[Saved entries]
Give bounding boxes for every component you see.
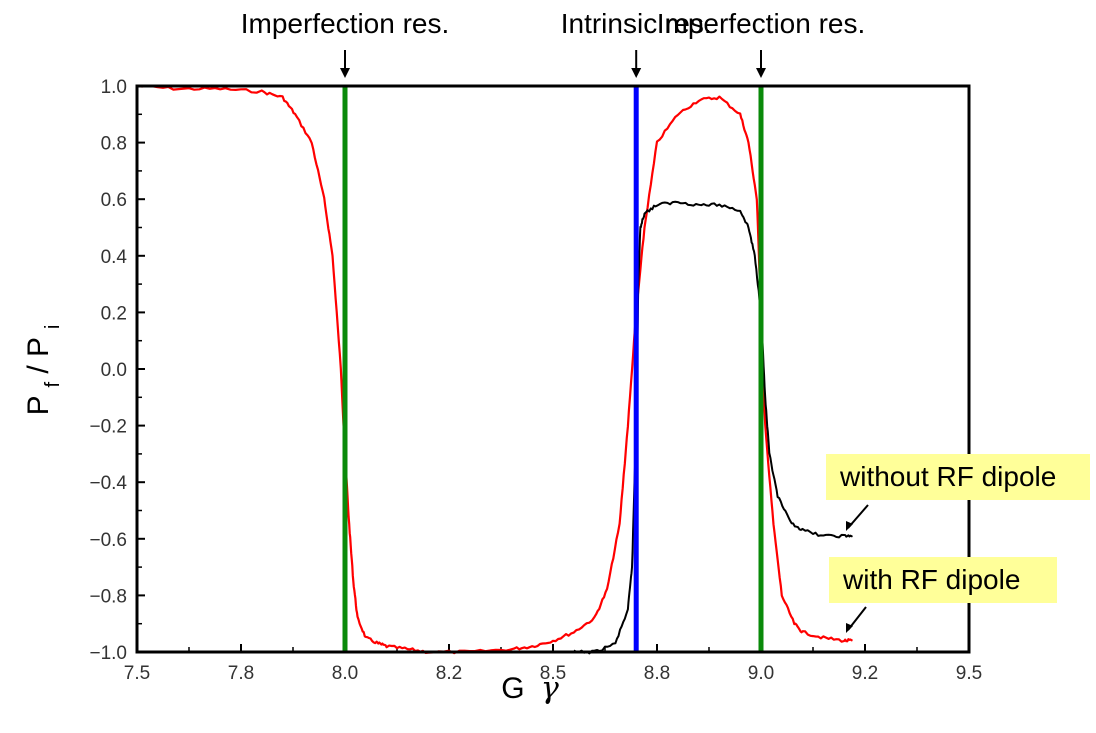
y-tick-label: −0.6	[89, 530, 127, 551]
resonance-label: Imperfection res.	[241, 8, 450, 39]
y-tick-label: −0.4	[89, 473, 127, 494]
legend-with-rf-box	[829, 557, 1057, 603]
x-tick-label: 9.2	[852, 663, 878, 684]
ticks-layer: 7.5 7.8 8.0 8.2 8.5 8.8 9.0 9.2 9.5 1.0 0.8 0.6 0.4 0…	[89, 77, 982, 684]
y-tick-label: 0.4	[101, 247, 128, 268]
y-axis-title-main: P	[22, 396, 55, 415]
y-tick-label: −1.0	[89, 643, 127, 664]
resonance-arrowhead	[340, 68, 350, 78]
x-axis-title-symbol: γ	[541, 671, 559, 706]
y-tick-label: 0.2	[101, 303, 127, 324]
legend-without-rf: without RF dipole	[826, 454, 1090, 531]
legend-with-rf: with RF dipole	[829, 557, 1057, 633]
y-tick-label: 0.8	[101, 134, 127, 155]
x-tick-label: 8.2	[436, 663, 462, 684]
y-tick-label: −0.8	[89, 586, 127, 607]
y-tick-label: 0.6	[101, 190, 127, 211]
y-axis-title: P f / P i	[22, 325, 64, 416]
y-axis-title-sub-i: i	[42, 325, 64, 329]
plot-frame	[135, 84, 971, 654]
x-tick-label: 8.5	[540, 663, 566, 684]
x-tick-label: 7.5	[124, 663, 150, 684]
x-axis-title-main: G	[501, 672, 524, 705]
y-tick-label: 0.0	[101, 360, 127, 381]
resonance-lines-layer	[342, 86, 764, 652]
resonance-arrowhead	[756, 68, 766, 78]
x-tick-label: 9.5	[956, 663, 982, 684]
series-line-without-rf-dipole	[573, 200, 853, 655]
resonance-arrowhead	[631, 68, 642, 78]
y-tick-label: 1.0	[101, 77, 127, 98]
x-tick-label: 9.0	[748, 663, 774, 684]
annotation-layer: Imperfection res. Intrinsic res.Imperfect…	[241, 8, 866, 78]
y-axis-title-sub-f: f	[42, 382, 64, 388]
resonance-label: Intrinsic res.	[561, 8, 712, 39]
x-tick-label: 8.0	[332, 663, 358, 684]
resonance-label: Imperfection res.	[657, 8, 866, 39]
legend-with-rf-label: with RF dipole	[842, 564, 1020, 595]
x-tick-label: 7.8	[228, 663, 254, 684]
x-tick-label: 8.8	[644, 663, 670, 684]
legend-with-rf-arrowhead	[846, 623, 853, 633]
y-tick-label: −0.2	[89, 417, 127, 438]
legend-without-rf-arrowhead	[846, 521, 853, 531]
y-axis-title-sep: / P	[22, 337, 55, 373]
legend-without-rf-label: without RF dipole	[839, 461, 1056, 492]
legend-without-rf-box	[826, 454, 1090, 500]
x-axis-title: G γ	[501, 671, 559, 706]
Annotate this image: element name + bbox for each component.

**GIVEN TASK:** Rewrite the lines from the one containing "530, 127, 551]" through the one containing "663, 566, 684]", inclusive, with "plot-frame" changed to "plot-area" and everything else left as is.

**RESPONSE FOR THIS EXERCISE:**
y-tick-label: −0.6	[89, 530, 127, 551]
resonance-label: Imperfection res.	[241, 8, 450, 39]
y-tick-label: −0.4	[89, 473, 127, 494]
legend-with-rf-box	[829, 557, 1057, 603]
x-tick-label: 9.2	[852, 663, 878, 684]
ticks-layer: 7.5 7.8 8.0 8.2 8.5 8.8 9.0 9.2 9.5 1.0 0.8 0.6 0.4 0…	[89, 77, 982, 684]
y-tick-label: 0.4	[101, 247, 128, 268]
y-axis-title-main: P	[22, 396, 55, 415]
y-tick-label: −1.0	[89, 643, 127, 664]
resonance-arrowhead	[340, 68, 350, 78]
x-axis-title-symbol: γ	[541, 671, 559, 706]
y-tick-label: 0.2	[101, 303, 127, 324]
legend-without-rf: without RF dipole	[826, 454, 1090, 531]
legend-with-rf: with RF dipole	[829, 557, 1057, 633]
y-tick-label: 0.8	[101, 134, 127, 155]
x-tick-label: 8.2	[436, 663, 462, 684]
y-tick-label: −0.8	[89, 586, 127, 607]
y-tick-label: 0.6	[101, 190, 127, 211]
y-axis-title: P f / P i	[22, 325, 64, 416]
y-axis-title-sub-i: i	[42, 325, 64, 329]
plot-area	[135, 84, 971, 654]
x-tick-label: 8.5	[540, 663, 566, 684]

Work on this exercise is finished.